Written exercise. Write the material out again exactly.

Dataset rows
[START]
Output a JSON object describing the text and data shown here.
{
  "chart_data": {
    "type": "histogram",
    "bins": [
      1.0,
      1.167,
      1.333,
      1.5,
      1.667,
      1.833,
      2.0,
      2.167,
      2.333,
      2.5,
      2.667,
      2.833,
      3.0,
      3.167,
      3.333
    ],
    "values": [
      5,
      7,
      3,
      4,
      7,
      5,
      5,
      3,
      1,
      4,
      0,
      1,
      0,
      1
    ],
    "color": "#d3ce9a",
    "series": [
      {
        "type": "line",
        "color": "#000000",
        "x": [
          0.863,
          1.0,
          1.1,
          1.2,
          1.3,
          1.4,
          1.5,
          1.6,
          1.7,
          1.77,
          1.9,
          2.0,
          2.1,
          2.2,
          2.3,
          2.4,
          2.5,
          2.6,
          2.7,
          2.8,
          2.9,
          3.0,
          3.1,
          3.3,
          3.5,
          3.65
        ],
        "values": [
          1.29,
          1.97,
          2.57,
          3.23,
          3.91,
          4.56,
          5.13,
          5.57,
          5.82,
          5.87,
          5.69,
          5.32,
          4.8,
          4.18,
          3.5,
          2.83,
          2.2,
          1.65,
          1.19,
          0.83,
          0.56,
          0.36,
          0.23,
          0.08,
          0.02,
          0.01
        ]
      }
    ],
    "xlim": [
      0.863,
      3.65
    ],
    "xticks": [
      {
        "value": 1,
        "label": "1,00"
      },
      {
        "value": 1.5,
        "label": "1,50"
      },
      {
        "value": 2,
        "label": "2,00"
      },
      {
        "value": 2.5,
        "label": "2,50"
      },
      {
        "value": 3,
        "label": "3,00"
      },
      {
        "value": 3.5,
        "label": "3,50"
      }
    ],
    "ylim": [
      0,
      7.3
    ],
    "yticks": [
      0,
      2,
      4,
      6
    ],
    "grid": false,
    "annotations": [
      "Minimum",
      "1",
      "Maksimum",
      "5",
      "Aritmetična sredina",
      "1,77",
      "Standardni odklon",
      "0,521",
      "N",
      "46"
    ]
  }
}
[END]
Correct response.
Output a JSON object describing the text and data shown here.
{
  "chart_data": {
    "type": "histogram",
    "bins": [
      1.0,
      1.167,
      1.333,
      1.5,
      1.667,
      1.833,
      2.0,
      2.167,
      2.333,
      2.5,
      2.667,
      2.833,
      3.0,
      3.167,
      3.333
    ],
    "values": [
      5,
      7,
      3,
      4,
      7,
      5,
      5,
      3,
      1,
      4,
      0,
      1,
      0,
      1
    ],
    "color": "#d3ce9a",
    "series": [
      {
        "type": "line",
        "color": "#000000",
        "x": [
          0.863,
          1.0,
          1.1,
          1.2,
          1.3,
          1.4,
          1.5,
          1.6,
          1.7,
          1.77,
          1.9,
          2.0,
          2.1,
          2.2,
          2.3,
          2.4,
          2.5,
          2.6,
          2.7,
          2.8,
          2.9,
          3.0,
          3.1,
          3.3,
          3.5,
          3.65
        ],
        "values": [
          1.29,
          1.97,
          2.57,
          3.23,
          3.91,
          4.56,
          5.13,
          5.57,
          5.82,
          5.87,
          5.69,
          5.32,
          4.8,
          4.18,
          3.5,
          2.83,
          2.2,
          1.65,
          1.19,
          0.83,
          0.56,
          0.36,
          0.23,
          0.08,
          0.02,
          0.01
        ]
      }
    ],
    "xlim": [
      0.863,
      3.65
    ],
    "xticks": [
      {
        "value": 1,
        "label": "1,00"
      },
      {
        "value": 1.5,
        "label": "1,50"
      },
      {
        "value": 2,
        "label": "2,00"
      },
      {
        "value": 2.5,
        "label": "2,50"
      },
      {
        "value": 3,
        "label": "3,00"
      },
      {
        "value": 3.5,
        "label": "3,50"
      }
    ],
    "ylim": [
      0,
      7.3
    ],
    "yticks": [
      0,
      2,
      4,
      6
    ],
    "grid": false,
    "annotations": [
      "Minimum",
      "1",
      "Maksimum",
      "5",
      "Aritmetična sredina",
      "1,77",
      "Standardni odklon",
      "0,521",
      "N",
      "46"
    ]
  }
}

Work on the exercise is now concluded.